Your objective: Transcribe each line exactly.

Task inputs:
>> Start
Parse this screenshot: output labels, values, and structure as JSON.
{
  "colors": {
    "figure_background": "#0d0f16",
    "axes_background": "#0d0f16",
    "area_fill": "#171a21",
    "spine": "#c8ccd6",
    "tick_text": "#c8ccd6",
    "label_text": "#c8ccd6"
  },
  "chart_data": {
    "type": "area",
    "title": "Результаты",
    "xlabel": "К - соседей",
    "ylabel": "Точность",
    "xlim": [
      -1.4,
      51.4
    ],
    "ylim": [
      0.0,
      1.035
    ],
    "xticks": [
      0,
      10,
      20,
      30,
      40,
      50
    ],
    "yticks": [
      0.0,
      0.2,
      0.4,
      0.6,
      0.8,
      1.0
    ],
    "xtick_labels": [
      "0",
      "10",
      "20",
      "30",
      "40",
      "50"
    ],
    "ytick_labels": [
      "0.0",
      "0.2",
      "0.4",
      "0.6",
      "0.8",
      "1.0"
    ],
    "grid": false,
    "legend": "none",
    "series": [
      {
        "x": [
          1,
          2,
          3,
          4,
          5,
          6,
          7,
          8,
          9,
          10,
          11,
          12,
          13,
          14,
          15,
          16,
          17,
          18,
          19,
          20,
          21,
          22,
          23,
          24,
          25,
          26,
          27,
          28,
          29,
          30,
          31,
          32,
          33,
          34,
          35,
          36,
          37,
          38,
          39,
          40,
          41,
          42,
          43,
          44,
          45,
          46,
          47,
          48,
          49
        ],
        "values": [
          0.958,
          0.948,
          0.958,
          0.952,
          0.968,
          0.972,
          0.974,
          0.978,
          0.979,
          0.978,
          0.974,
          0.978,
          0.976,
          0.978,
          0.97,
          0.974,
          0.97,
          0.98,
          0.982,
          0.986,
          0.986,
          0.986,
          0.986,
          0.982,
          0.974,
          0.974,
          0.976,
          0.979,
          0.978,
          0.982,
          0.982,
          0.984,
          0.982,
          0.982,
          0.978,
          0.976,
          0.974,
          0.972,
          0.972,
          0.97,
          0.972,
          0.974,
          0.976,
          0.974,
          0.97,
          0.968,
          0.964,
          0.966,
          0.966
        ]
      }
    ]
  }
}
>> End
Full response:
Parse this screenshot: output labels, values, and structure as JSON.
{
  "colors": {
    "figure_background": "#0d0f16",
    "axes_background": "#0d0f16",
    "area_fill": "#171a21",
    "spine": "#c8ccd6",
    "tick_text": "#c8ccd6",
    "label_text": "#c8ccd6"
  },
  "chart_data": {
    "type": "area",
    "title": "Результаты",
    "xlabel": "К - соседей",
    "ylabel": "Точность",
    "xlim": [
      -1.4,
      51.4
    ],
    "ylim": [
      0.0,
      1.035
    ],
    "xticks": [
      0,
      10,
      20,
      30,
      40,
      50
    ],
    "yticks": [
      0.0,
      0.2,
      0.4,
      0.6,
      0.8,
      1.0
    ],
    "xtick_labels": [
      "0",
      "10",
      "20",
      "30",
      "40",
      "50"
    ],
    "ytick_labels": [
      "0.0",
      "0.2",
      "0.4",
      "0.6",
      "0.8",
      "1.0"
    ],
    "grid": false,
    "legend": "none",
    "series": [
      {
        "x": [
          1,
          2,
          3,
          4,
          5,
          6,
          7,
          8,
          9,
          10,
          11,
          12,
          13,
          14,
          15,
          16,
          17,
          18,
          19,
          20,
          21,
          22,
          23,
          24,
          25,
          26,
          27,
          28,
          29,
          30,
          31,
          32,
          33,
          34,
          35,
          36,
          37,
          38,
          39,
          40,
          41,
          42,
          43,
          44,
          45,
          46,
          47,
          48,
          49
        ],
        "values": [
          0.958,
          0.948,
          0.958,
          0.952,
          0.968,
          0.972,
          0.974,
          0.978,
          0.979,
          0.978,
          0.974,
          0.978,
          0.976,
          0.978,
          0.97,
          0.974,
          0.97,
          0.98,
          0.982,
          0.986,
          0.986,
          0.986,
          0.986,
          0.982,
          0.974,
          0.974,
          0.976,
          0.979,
          0.978,
          0.982,
          0.982,
          0.984,
          0.982,
          0.982,
          0.978,
          0.976,
          0.974,
          0.972,
          0.972,
          0.97,
          0.972,
          0.974,
          0.976,
          0.974,
          0.97,
          0.968,
          0.964,
          0.966,
          0.966
        ]
      }
    ]
  }
}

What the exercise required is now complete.